TASK TO COMPLETE: Without omitting anything, retype the data that follows.

RECORDED INFORMATION:
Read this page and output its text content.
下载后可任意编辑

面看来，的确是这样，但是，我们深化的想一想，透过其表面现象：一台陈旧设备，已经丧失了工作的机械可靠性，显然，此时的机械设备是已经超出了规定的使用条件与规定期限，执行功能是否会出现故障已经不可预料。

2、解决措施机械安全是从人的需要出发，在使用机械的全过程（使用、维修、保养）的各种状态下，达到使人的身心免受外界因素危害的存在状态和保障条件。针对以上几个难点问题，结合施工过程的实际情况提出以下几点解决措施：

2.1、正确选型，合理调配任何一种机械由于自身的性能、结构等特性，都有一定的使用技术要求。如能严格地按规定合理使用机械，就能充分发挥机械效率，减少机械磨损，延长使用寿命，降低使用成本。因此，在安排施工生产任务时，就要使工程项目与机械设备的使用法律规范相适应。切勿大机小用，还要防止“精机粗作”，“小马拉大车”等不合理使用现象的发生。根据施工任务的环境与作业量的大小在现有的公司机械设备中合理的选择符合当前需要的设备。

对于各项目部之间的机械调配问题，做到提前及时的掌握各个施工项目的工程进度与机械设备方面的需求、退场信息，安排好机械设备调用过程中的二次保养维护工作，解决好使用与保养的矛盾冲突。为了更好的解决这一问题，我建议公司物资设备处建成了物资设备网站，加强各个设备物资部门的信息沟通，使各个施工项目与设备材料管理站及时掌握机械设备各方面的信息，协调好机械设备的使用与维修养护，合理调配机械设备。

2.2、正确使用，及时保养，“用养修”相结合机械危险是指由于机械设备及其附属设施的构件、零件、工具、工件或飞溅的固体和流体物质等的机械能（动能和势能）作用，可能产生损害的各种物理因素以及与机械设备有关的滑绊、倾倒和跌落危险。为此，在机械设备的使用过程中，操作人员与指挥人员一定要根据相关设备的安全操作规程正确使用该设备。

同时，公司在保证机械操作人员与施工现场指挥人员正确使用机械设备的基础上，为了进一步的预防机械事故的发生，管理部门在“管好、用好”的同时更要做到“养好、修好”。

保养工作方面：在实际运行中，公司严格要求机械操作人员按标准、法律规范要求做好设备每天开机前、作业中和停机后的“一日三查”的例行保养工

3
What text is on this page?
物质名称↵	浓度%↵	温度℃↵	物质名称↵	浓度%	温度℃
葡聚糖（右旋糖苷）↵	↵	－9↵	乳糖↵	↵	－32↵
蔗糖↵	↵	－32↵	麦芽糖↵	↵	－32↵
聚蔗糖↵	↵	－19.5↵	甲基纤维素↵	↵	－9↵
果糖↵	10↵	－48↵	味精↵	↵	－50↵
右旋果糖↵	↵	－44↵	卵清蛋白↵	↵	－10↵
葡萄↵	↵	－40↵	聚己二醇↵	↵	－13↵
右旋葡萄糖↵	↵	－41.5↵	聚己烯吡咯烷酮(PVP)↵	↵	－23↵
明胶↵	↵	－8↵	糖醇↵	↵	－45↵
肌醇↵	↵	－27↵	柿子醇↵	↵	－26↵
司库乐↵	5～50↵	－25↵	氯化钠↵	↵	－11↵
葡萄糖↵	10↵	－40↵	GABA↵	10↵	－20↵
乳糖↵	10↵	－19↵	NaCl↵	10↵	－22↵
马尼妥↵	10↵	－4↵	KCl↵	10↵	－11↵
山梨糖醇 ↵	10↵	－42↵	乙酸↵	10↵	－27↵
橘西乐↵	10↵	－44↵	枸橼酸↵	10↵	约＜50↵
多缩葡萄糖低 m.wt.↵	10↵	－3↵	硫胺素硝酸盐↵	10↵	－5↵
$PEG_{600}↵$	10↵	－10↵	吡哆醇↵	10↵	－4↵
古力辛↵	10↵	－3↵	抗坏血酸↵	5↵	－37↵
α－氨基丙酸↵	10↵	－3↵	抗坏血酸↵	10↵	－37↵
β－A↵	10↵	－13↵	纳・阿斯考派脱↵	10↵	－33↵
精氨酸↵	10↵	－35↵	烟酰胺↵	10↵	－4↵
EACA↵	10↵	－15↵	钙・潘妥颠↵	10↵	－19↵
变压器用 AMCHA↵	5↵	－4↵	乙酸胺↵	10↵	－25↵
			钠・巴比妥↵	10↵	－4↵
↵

RESPONSE FOR THIS EXERCISE:
Read this page and output its text content.
下载后可任意编辑

面看来，的确是这样，但是，我们深化的想一想，透过其表面现象：一台陈旧设备，已经丧失了工作的机械可靠性，显然，此时的机械设备是已经超出了规定的使用条件与规定期限，执行功能是否会出现故障已经不可预料。

2、解决措施机械安全是从人的需要出发，在使用机械的全过程（使用、维修、保养）的各种状态下，达到使人的身心免受外界因素危害的存在状态和保障条件。针对以上几个难点问题，结合施工过程的实际情况提出以下几点解决措施：

2.1、正确选型，合理调配任何一种机械由于自身的性能、结构等特性，都有一定的使用技术要求。如能严格地按规定合理使用机械，就能充分发挥机械效率，减少机械磨损，延长使用寿命，降低使用成本。因此，在安排施工生产任务时，就要使工程项目与机械设备的使用法律规范相适应。切勿大机小用，还要防止“精机粗作”，“小马拉大车”等不合理使用现象的发生。根据施工任务的环境与作业量的大小在现有的公司机械设备中合理的选择符合当前需要的设备。

对于各项目部之间的机械调配问题，做到提前及时的掌握各个施工项目的工程进度与机械设备方面的需求、退场信息，安排好机械设备调用过程中的二次保养维护工作，解决好使用与保养的矛盾冲突。为了更好的解决这一问题，我建议公司物资设备处建成了物资设备网站，加强各个设备物资部门的信息沟通，使各个施工项目与设备材料管理站及时掌握机械设备各方面的信息，协调好机械设备的使用与维修养护，合理调配机械设备。

2.2、正确使用，及时保养，“用养修”相结合机械危险是指由于机械设备及其附属设施的构件、零件、工具、工件或飞溅的固体和流体物质等的机械能（动能和势能）作用，可能产生损害的各种物理因素以及与机械设备有关的滑绊、倾倒和跌落危险。为此，在机械设备的使用过程中，操作人员与指挥人员一定要根据相关设备的安全操作规程正确使用该设备。

同时，公司在保证机械操作人员与施工现场指挥人员正确使用机械设备的基础上，为了进一步的预防机械事故的发生，管理部门在“管好、用好”的同时更要做到“养好、修好”。

保养工作方面：在实际运行中，公司严格要求机械操作人员按标准、法律规范要求做好设备每天开机前、作业中和停机后的“一日三查”的例行保养工

3
What text is on this page?
物质名称↵	浓度%↵	温度℃↵	物质名称↵	浓度%	温度℃
葡聚糖（右旋糖苷）↵	↵	－9↵	乳糖↵	↵	－32↵
蔗糖↵	↵	－32↵	麦芽糖↵	↵	－32↵
聚蔗糖↵	↵	－19.5↵	甲基纤维素↵	↵	－9↵
果糖↵	10↵	－48↵	味精↵	↵	－50↵
右旋果糖↵	↵	－44↵	卵清蛋白↵	↵	－10↵
葡萄↵	↵	－40↵	聚己二醇↵	↵	－13↵
右旋葡萄糖↵	↵	－41.5↵	聚己烯吡咯烷酮(PVP)↵	↵	－23↵
明胶↵	↵	－8↵	糖醇↵	↵	－45↵
肌醇↵	↵	－27↵	柿子醇↵	↵	－26↵
司库乐↵	5～50↵	－25↵	氯化钠↵	↵	－11↵
葡萄糖↵	10↵	－40↵	GABA↵	10↵	－20↵
乳糖↵	10↵	－19↵	NaCl↵	10↵	－22↵
马尼妥↵	10↵	－4↵	KCl↵	10↵	－11↵
山梨糖醇 ↵	10↵	－42↵	乙酸↵	10↵	－27↵
橘西乐↵	10↵	－44↵	枸橼酸↵	10↵	约＜50↵
多缩葡萄糖低 m.wt.↵	10↵	－3↵	硫胺素硝酸盐↵	10↵	－5↵
$PEG_{600}↵$	10↵	－10↵	吡哆醇↵	10↵	－4↵
古力辛↵	10↵	－3↵	抗坏血酸↵	5↵	－37↵
α－氨基丙酸↵	10↵	－3↵	抗坏血酸↵	10↵	－37↵
β－A↵	10↵	－13↵	纳・阿斯考派脱↵	10↵	－33↵
精氨酸↵	10↵	－35↵	烟酰胺↵	10↵	－4↵
EACA↵	10↵	－15↵	钙・潘妥颠↵	10↵	－19↵
变压器用 AMCHA↵	5↵	－4↵	乙酸胺↵	10↵	－25↵
			钠・巴比妥↵	10↵	－4↵
↵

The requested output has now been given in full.